» Description of the task: Reproduce everything in the Django talk description from "About This Talk" down to "add additional ones.".

Start of Text segment

About This Talk
In my journey as a Django developer, I know the moment when I did not consider myself a beginner anymore: when I started leveraging Django custom model managers and querysets. Initially they can seem intimidating and potentially complex. However, they can help make your use of the ORM more efficient, allow you to encapsulate complex and repetitive queries, and provide an API surface area that makes it easier to introduce certain changes to Model fields and queries, among other benefits.
- A general overview of Model Managers/QuerySets
- How to define a custom Manager/QuerySet and either override the built-in one Django provides or add additional ones.
- The difference between a custom model manager and queryset and where you may use one over the other
- A few useful patterns I keep reaching for:
.for_user(user)- filtering a queryset to include only the objects a user has access to
.with_complicated_legacy_raw_SQL_query()- when migrating a legacy system to Django, I used this extensively before translating the original raw SQL into Django ORM
.exclude_some_condition(condition)- excluding certain objects based on a condition
This talk is aimed at beginners and intermediates with a basic familiarity with the Django ORM. Towards the end of the talk, we will dip our toes in more advanced parts of the ORM (annotations/aggregations, subqueries, etc.) to show the potential of custom Managers/QuerySets.
Josh Thomas (he/him)
Josh Thomas is the web developer at The Westervelt Company, a lumber and land company founded in 1884 and headquartered in Tuscaloosa, AL.

End of Text segment
Start of Dataset entries

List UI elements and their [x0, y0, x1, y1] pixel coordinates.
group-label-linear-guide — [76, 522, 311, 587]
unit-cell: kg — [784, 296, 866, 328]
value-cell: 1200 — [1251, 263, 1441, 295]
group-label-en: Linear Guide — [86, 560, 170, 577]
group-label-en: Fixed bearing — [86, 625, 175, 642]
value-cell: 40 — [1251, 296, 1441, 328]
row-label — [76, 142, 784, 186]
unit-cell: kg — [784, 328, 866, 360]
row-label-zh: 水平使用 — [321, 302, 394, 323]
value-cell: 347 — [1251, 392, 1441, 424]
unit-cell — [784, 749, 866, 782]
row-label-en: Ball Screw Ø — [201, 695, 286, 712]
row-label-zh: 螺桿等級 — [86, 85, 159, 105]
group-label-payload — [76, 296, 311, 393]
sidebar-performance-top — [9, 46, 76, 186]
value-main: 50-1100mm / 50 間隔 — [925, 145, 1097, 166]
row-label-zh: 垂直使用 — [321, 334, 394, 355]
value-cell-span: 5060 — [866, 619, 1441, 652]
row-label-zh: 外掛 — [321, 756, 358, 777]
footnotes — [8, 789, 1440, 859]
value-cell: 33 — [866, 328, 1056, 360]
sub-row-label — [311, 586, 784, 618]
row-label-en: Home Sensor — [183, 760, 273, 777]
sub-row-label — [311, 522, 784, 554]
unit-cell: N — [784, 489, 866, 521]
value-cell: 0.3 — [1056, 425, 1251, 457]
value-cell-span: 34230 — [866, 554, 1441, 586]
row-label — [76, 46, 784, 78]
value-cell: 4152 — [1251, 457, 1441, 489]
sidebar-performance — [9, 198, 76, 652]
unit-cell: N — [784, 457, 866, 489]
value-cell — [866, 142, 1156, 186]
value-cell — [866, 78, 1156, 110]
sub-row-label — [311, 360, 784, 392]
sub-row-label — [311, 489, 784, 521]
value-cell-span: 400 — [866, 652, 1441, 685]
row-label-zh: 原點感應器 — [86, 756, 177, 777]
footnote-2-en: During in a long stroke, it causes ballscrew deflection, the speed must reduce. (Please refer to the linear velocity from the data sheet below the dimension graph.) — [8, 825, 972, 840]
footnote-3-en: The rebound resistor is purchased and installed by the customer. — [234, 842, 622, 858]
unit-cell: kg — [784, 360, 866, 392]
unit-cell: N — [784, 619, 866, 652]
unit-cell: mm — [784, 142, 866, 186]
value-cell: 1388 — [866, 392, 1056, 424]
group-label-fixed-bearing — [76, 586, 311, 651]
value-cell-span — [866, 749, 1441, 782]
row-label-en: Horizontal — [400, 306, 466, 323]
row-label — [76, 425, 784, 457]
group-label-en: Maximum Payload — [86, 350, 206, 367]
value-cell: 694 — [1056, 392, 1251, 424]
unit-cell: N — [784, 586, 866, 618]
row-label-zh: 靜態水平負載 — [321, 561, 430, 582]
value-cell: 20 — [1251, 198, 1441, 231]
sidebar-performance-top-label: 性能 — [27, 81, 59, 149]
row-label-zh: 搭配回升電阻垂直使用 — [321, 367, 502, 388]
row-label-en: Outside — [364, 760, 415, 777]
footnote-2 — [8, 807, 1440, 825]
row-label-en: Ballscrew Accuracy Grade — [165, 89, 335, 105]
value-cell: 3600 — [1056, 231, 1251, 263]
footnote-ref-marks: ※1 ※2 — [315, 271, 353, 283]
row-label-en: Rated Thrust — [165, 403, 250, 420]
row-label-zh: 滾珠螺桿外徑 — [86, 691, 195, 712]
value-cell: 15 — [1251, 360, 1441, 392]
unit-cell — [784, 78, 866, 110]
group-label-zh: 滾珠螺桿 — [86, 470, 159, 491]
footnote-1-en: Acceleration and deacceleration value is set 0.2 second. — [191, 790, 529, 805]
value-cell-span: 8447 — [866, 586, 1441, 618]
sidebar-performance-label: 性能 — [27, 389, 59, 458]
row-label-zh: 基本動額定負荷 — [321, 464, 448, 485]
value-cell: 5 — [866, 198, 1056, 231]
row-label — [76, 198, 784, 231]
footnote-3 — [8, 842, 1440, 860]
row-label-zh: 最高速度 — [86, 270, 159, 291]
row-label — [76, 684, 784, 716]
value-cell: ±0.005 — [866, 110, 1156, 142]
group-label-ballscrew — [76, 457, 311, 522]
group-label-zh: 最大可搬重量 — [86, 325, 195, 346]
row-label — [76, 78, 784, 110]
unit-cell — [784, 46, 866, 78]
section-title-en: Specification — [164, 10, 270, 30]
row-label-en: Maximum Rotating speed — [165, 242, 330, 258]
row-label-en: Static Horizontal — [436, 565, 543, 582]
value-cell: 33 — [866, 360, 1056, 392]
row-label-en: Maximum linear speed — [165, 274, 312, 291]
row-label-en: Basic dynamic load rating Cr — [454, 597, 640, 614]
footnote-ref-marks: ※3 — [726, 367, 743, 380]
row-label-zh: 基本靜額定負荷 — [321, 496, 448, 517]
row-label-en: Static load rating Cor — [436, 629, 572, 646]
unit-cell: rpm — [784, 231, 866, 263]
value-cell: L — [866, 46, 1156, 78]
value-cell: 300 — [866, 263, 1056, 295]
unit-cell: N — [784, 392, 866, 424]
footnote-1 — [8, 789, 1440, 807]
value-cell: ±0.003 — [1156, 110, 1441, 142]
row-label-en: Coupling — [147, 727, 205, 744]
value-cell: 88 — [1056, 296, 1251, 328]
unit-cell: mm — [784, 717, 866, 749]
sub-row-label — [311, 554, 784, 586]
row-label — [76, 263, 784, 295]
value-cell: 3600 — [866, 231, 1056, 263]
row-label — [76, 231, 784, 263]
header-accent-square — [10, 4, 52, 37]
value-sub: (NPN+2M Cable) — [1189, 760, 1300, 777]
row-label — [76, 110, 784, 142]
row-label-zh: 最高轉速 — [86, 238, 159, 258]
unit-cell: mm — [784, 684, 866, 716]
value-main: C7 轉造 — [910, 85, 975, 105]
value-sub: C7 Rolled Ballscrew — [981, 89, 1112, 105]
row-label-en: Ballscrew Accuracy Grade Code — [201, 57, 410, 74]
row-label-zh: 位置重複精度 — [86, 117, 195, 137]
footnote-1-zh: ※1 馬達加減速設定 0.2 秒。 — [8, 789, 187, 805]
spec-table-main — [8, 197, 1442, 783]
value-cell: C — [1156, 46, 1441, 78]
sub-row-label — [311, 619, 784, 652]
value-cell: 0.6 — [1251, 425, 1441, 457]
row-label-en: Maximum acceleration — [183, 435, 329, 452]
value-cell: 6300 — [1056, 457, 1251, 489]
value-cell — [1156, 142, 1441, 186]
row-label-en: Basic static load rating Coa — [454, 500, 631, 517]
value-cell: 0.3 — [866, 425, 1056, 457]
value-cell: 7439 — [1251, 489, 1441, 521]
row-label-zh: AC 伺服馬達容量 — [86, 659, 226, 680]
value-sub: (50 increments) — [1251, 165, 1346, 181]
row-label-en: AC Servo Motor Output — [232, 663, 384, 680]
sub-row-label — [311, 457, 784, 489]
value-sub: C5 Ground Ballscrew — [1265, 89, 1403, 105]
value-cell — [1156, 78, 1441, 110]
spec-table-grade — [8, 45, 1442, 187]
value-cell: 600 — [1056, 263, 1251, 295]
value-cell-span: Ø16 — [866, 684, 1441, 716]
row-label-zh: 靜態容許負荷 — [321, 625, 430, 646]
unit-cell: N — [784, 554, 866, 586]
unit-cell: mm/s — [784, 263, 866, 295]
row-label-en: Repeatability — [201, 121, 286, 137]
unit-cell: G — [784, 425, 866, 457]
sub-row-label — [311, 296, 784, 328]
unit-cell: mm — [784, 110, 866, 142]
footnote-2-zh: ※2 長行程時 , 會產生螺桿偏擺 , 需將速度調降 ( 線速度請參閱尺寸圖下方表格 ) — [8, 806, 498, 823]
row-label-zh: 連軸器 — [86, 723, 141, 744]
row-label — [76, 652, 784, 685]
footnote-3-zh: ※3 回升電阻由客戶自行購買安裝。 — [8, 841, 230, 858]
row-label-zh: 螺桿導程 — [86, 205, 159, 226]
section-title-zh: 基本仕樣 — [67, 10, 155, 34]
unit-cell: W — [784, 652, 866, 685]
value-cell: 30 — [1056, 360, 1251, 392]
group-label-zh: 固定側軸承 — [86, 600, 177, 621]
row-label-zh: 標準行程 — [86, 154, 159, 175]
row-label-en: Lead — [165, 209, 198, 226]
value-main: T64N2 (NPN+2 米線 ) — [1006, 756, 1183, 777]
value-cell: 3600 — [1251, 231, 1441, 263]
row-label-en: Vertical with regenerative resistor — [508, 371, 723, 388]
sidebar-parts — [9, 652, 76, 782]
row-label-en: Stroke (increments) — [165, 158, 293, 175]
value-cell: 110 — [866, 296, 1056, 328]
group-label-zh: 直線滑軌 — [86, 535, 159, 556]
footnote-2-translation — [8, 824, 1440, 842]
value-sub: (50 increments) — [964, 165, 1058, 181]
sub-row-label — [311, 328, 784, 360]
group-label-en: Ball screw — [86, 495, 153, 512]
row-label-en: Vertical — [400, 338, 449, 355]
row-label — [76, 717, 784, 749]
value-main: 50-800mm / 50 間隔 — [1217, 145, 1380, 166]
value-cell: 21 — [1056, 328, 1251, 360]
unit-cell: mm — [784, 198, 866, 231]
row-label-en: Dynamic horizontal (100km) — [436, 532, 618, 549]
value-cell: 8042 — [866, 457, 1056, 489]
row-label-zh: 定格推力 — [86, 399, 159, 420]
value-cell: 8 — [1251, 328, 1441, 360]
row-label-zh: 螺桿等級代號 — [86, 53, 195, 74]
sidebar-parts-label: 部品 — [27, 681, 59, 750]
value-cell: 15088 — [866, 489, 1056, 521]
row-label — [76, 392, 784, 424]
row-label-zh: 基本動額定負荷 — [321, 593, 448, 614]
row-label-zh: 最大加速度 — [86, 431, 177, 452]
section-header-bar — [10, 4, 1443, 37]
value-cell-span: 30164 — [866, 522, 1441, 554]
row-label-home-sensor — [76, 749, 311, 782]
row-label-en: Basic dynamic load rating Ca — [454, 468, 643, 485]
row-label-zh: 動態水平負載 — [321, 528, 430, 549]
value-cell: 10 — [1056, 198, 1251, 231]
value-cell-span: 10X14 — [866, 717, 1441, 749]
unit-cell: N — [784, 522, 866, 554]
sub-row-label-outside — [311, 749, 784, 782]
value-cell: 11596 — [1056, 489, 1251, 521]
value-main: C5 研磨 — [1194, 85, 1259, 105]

End of Dataset entries

» Answer section:
About This Talk
In my journey as a Django developer, I know the moment when I did not consider myself a beginner anymore: when I started leveraging Django custom model managers and querysets. Initially they can seem intimidating and potentially complex. However, they can help make your use of the ORM more efficient, allow you to encapsulate complex and repetitive queries, and provide an API surface area that makes it easier to introduce certain changes to Model fields and queries, among other benefits.
- A general overview of Model Managers/QuerySets
- How to define a custom Manager/QuerySet and either override the built-in one Django provides or add additional ones.